• Given task: In the records below, rewrite the lines starting with the line with "Localize all elements." and going on through the line with "table-131-title-line-4: (в чел.-днях", changing "t130-cell" to "t130-value" everywhere and leaving everything else as is. Give only those lines.
___ Entries ___
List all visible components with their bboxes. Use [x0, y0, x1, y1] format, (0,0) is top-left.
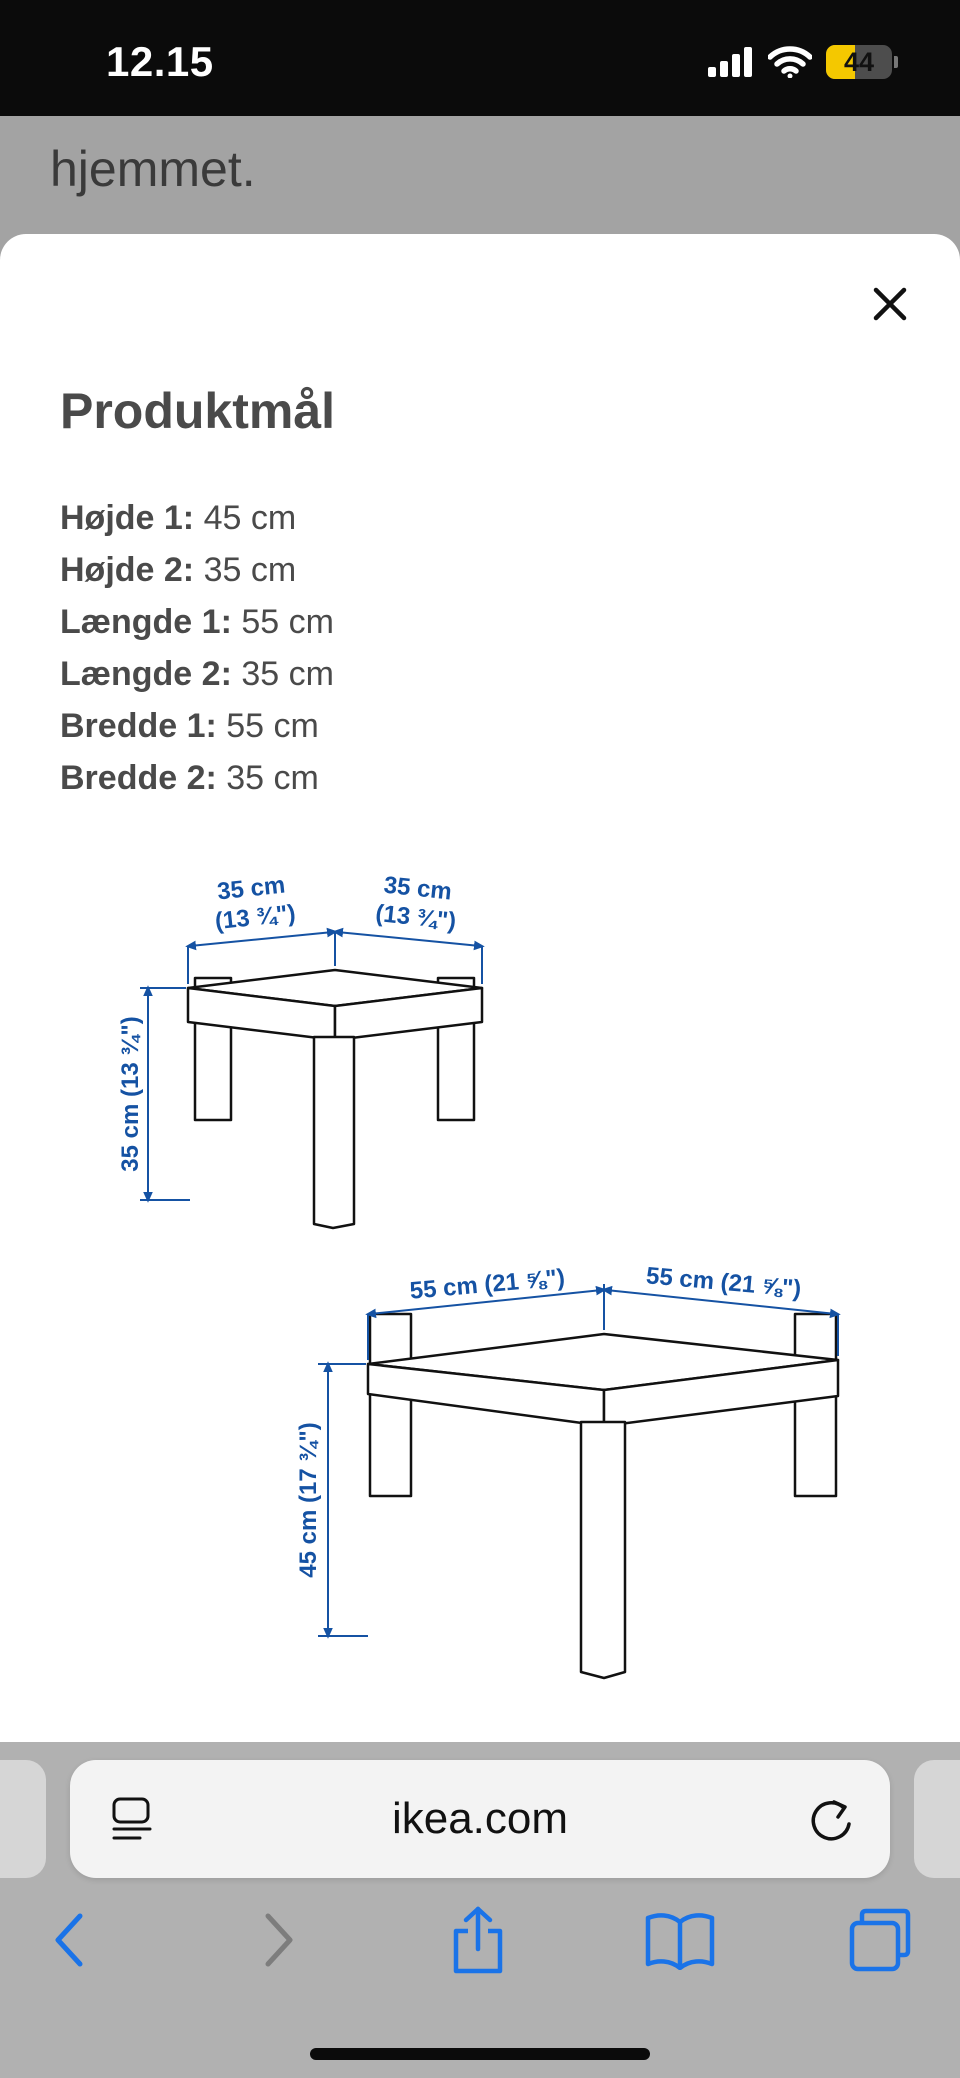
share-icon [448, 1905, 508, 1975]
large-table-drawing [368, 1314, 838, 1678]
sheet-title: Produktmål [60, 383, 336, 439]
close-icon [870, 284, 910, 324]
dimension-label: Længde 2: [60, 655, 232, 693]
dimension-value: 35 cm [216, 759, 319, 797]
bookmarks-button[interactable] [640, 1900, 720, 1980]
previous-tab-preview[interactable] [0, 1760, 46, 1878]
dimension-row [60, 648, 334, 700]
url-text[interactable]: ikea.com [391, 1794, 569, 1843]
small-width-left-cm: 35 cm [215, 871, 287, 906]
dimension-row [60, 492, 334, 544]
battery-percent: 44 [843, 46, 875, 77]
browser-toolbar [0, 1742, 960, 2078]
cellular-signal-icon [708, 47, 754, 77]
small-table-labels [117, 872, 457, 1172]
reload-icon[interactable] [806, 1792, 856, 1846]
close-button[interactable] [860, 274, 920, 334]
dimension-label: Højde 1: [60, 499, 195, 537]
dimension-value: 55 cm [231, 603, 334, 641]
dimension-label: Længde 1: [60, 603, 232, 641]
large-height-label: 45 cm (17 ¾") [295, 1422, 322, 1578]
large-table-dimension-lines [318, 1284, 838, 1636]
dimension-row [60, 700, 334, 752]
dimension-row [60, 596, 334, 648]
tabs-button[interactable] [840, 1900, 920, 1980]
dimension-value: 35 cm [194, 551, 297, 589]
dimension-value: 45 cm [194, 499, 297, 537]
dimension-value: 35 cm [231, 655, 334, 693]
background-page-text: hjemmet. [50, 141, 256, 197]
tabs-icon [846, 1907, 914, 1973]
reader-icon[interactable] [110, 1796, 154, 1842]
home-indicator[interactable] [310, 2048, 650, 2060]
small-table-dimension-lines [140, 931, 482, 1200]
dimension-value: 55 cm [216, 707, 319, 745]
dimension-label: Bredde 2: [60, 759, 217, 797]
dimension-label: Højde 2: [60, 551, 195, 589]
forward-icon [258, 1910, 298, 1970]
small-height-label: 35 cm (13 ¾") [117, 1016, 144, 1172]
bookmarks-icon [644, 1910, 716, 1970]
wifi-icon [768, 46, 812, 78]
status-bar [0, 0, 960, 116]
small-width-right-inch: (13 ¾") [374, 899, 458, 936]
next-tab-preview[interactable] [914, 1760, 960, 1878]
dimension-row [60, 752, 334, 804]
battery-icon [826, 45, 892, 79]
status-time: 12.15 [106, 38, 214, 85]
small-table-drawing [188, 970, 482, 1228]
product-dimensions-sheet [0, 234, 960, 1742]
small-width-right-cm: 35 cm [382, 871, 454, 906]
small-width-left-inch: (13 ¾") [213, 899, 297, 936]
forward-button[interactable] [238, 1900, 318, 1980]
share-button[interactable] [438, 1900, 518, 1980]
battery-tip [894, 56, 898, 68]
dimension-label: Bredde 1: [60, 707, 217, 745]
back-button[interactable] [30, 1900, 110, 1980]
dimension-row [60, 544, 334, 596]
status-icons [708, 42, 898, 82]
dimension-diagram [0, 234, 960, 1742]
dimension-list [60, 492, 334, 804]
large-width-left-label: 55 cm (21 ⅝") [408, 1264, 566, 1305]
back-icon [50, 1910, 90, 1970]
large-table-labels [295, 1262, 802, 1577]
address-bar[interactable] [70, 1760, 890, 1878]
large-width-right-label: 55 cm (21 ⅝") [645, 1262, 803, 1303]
___
___ Entries ___
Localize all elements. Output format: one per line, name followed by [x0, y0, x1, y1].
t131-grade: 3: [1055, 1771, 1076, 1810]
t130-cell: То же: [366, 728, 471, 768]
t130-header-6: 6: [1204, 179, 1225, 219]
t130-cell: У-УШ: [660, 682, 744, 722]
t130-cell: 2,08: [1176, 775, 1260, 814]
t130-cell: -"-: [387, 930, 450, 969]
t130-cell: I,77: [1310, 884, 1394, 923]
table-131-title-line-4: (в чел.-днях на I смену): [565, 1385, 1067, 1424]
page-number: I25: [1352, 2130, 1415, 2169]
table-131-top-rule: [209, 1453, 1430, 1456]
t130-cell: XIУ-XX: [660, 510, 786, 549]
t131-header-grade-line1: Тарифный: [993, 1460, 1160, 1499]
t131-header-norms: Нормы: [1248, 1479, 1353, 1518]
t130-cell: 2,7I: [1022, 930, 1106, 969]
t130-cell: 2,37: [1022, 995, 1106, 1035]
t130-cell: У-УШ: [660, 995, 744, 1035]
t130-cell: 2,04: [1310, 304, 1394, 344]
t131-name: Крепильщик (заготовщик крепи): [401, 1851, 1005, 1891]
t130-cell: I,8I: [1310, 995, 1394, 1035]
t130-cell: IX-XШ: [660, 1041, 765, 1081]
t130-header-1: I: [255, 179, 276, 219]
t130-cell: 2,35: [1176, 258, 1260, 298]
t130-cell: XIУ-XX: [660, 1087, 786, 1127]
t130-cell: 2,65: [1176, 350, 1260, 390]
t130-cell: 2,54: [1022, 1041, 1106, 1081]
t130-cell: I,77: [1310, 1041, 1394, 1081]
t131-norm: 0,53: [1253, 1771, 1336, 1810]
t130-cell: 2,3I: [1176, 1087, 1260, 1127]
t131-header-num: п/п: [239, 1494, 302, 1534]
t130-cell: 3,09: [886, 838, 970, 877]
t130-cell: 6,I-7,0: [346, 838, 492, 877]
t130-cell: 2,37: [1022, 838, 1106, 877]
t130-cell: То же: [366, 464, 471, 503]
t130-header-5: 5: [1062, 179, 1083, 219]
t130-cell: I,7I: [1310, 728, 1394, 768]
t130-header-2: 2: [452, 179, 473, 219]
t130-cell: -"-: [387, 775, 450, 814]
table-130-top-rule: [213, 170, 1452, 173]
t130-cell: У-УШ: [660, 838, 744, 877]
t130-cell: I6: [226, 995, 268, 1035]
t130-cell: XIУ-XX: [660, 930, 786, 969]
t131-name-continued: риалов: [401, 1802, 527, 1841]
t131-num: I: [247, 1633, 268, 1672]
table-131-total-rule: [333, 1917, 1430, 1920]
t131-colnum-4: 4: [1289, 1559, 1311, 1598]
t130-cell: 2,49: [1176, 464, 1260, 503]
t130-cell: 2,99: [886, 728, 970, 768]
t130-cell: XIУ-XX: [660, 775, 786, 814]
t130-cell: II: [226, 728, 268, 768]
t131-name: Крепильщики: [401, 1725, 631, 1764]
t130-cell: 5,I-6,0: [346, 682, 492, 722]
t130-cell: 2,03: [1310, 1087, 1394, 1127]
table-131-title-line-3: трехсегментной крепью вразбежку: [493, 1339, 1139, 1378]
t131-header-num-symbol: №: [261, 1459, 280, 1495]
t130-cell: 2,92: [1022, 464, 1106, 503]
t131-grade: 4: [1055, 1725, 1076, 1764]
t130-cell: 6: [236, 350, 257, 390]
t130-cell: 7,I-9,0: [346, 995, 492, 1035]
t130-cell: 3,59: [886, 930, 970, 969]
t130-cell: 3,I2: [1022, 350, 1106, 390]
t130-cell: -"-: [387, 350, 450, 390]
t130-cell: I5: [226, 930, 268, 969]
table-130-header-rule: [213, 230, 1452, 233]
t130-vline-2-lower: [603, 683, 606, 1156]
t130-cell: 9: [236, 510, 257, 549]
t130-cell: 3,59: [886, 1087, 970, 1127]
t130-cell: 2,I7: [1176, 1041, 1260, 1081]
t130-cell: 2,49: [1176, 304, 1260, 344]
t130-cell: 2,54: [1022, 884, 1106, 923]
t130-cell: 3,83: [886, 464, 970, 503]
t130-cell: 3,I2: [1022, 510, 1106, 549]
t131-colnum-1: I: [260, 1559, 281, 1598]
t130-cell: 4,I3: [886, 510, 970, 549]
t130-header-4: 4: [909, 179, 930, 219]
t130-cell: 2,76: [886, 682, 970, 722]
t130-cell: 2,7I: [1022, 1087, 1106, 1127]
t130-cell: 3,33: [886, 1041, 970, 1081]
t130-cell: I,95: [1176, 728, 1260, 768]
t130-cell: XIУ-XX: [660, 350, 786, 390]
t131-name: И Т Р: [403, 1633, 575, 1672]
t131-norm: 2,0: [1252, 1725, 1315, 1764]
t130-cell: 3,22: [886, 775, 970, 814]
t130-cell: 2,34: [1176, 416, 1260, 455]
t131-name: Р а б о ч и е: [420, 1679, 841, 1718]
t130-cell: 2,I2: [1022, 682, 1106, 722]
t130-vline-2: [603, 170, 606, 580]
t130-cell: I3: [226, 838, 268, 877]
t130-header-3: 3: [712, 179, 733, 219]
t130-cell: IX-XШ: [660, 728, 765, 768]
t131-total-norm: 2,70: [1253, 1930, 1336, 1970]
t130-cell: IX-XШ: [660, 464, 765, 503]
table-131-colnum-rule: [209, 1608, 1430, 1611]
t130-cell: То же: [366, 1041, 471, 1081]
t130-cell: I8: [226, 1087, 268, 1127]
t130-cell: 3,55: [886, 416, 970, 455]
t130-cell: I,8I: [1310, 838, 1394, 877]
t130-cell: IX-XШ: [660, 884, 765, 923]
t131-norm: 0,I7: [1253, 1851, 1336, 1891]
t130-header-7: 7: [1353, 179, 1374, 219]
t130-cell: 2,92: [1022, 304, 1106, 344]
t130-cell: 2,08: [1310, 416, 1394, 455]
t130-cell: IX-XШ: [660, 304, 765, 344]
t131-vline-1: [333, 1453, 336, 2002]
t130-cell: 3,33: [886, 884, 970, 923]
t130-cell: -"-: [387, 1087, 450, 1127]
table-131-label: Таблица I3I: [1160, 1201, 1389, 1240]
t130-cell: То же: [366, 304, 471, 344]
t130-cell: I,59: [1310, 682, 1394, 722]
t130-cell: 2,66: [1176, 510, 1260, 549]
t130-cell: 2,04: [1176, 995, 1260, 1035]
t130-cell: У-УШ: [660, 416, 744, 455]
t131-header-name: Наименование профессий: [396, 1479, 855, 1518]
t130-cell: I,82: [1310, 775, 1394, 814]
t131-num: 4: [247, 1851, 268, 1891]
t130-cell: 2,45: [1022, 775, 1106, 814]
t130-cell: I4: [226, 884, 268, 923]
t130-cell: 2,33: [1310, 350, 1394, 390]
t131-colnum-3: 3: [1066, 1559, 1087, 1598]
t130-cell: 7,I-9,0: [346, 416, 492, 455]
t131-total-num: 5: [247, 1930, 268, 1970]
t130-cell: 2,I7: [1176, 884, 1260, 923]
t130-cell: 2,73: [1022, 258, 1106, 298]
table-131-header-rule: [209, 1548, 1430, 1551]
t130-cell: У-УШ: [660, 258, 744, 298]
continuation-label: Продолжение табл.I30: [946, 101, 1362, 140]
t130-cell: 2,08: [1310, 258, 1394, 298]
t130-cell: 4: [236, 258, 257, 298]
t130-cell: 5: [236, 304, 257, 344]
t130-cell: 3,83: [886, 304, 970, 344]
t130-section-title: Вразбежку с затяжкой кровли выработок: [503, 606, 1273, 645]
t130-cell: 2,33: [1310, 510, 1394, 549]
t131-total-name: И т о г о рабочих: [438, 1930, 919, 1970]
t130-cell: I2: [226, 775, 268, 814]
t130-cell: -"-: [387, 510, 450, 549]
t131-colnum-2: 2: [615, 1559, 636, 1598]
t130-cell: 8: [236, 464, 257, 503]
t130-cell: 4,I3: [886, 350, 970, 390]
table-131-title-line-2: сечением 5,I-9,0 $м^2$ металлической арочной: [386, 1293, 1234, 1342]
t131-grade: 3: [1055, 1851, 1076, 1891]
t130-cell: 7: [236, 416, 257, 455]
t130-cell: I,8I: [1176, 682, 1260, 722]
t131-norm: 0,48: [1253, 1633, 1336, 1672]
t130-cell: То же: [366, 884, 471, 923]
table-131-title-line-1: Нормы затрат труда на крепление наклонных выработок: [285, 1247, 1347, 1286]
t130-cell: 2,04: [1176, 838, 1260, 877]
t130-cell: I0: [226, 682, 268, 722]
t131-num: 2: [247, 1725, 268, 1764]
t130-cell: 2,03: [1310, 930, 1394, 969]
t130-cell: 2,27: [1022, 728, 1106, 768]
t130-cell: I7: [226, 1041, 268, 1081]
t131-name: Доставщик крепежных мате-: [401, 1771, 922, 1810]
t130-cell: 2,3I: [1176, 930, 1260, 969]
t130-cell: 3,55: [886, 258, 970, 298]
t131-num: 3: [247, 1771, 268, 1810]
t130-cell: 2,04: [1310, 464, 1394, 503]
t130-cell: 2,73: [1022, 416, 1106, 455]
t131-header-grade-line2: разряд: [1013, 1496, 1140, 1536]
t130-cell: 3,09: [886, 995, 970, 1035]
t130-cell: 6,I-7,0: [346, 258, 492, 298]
___
• Exercise solution:
Localize all elements. Output format: one per line, name followed by [x0, y0, x1, y1].
t131-grade: 3: [1055, 1771, 1076, 1810]
t130-value: То же: [366, 728, 471, 768]
t130-header-6: 6: [1204, 179, 1225, 219]
t130-value: У-УШ: [660, 682, 744, 722]
t130-value: 2,08: [1176, 775, 1260, 814]
t130-value: -"-: [387, 930, 450, 969]
t130-value: I,77: [1310, 884, 1394, 923]
table-131-title-line-4: (в чел.-днях на I смену): [565, 1385, 1067, 1424]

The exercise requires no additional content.